- _AIM OF THE EXERCISE_
Each record below should appear again exactly as written.

- _MATERIAL TO PROCESS_

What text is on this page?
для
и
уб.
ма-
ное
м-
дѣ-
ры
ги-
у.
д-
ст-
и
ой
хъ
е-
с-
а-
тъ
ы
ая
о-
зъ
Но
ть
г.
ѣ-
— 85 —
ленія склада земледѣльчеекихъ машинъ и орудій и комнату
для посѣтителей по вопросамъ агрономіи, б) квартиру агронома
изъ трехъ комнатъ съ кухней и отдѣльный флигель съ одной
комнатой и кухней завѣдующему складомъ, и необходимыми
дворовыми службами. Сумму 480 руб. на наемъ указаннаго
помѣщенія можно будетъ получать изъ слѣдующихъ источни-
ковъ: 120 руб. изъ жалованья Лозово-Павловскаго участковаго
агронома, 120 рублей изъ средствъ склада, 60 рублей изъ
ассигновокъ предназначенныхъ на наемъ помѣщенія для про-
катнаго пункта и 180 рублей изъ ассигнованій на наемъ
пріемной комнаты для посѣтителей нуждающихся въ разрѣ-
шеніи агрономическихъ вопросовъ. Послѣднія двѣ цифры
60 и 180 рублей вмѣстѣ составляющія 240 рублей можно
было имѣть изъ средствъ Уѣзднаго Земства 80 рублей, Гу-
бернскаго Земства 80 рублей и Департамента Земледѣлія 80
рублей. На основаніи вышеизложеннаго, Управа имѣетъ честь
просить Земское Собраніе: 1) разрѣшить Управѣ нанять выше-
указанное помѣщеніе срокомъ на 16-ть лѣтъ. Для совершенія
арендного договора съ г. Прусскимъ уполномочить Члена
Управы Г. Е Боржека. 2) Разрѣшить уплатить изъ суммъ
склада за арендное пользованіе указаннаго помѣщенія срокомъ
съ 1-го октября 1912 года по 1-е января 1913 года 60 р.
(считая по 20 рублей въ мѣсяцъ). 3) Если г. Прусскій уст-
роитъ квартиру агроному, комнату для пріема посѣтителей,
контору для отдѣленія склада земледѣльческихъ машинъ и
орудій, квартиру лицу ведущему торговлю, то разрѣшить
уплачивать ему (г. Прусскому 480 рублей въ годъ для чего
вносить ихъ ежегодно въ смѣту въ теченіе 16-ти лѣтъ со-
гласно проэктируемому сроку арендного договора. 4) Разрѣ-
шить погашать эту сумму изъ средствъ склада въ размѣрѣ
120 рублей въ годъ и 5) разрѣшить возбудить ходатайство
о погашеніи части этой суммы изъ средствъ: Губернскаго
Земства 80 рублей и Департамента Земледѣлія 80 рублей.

- _OUTPUT FOR THIS EXERCISE_
What text is on this page?
для
и
уб.
ма-
ное
м-
дѣ-
ры
ги-
у.
д-
ст-
и
ой
хъ
е-
с-
а-
тъ
ы
ая
о-
зъ
Но
ть
г.
ѣ-
— 85 —
ленія склада земледѣльчеекихъ машинъ и орудій и комнату
для посѣтителей по вопросамъ агрономіи, б) квартиру агронома
изъ трехъ комнатъ съ кухней и отдѣльный флигель съ одной
комнатой и кухней завѣдующему складомъ, и необходимыми
дворовыми службами. Сумму 480 руб. на наемъ указаннаго
помѣщенія можно будетъ получать изъ слѣдующихъ источни-
ковъ: 120 руб. изъ жалованья Лозово-Павловскаго участковаго
агронома, 120 рублей изъ средствъ склада, 60 рублей изъ
ассигновокъ предназначенныхъ на наемъ помѣщенія для про-
катнаго пункта и 180 рублей изъ ассигнованій на наемъ
пріемной комнаты для посѣтителей нуждающихся въ разрѣ-
шеніи агрономическихъ вопросовъ. Послѣднія двѣ цифры
60 и 180 рублей вмѣстѣ составляющія 240 рублей можно
было имѣть изъ средствъ Уѣзднаго Земства 80 рублей, Гу-
бернскаго Земства 80 рублей и Департамента Земледѣлія 80
рублей. На основаніи вышеизложеннаго, Управа имѣетъ честь
просить Земское Собраніе: 1) разрѣшить Управѣ нанять выше-
указанное помѣщеніе срокомъ на 16-ть лѣтъ. Для совершенія
арендного договора съ г. Прусскимъ уполномочить Члена
Управы Г. Е Боржека. 2) Разрѣшить уплатить изъ суммъ
склада за арендное пользованіе указаннаго помѣщенія срокомъ
съ 1-го октября 1912 года по 1-е января 1913 года 60 р.
(считая по 20 рублей въ мѣсяцъ). 3) Если г. Прусскій уст-
роитъ квартиру агроному, комнату для пріема посѣтителей,
контору для отдѣленія склада земледѣльческихъ машинъ и
орудій, квартиру лицу ведущему торговлю, то разрѣшить
уплачивать ему (г. Прусскому 480 рублей въ годъ для чего
вносить ихъ ежегодно въ смѣту въ теченіе 16-ти лѣтъ со-
гласно проэктируемому сроку арендного договора. 4) Разрѣ-
шить погашать эту сумму изъ средствъ склада въ размѣрѣ
120 рублей въ годъ и 5) разрѣшить возбудить ходатайство
о погашеніи части этой суммы изъ средствъ: Губернскаго
Земства 80 рублей и Департамента Земледѣлія 80 рублей.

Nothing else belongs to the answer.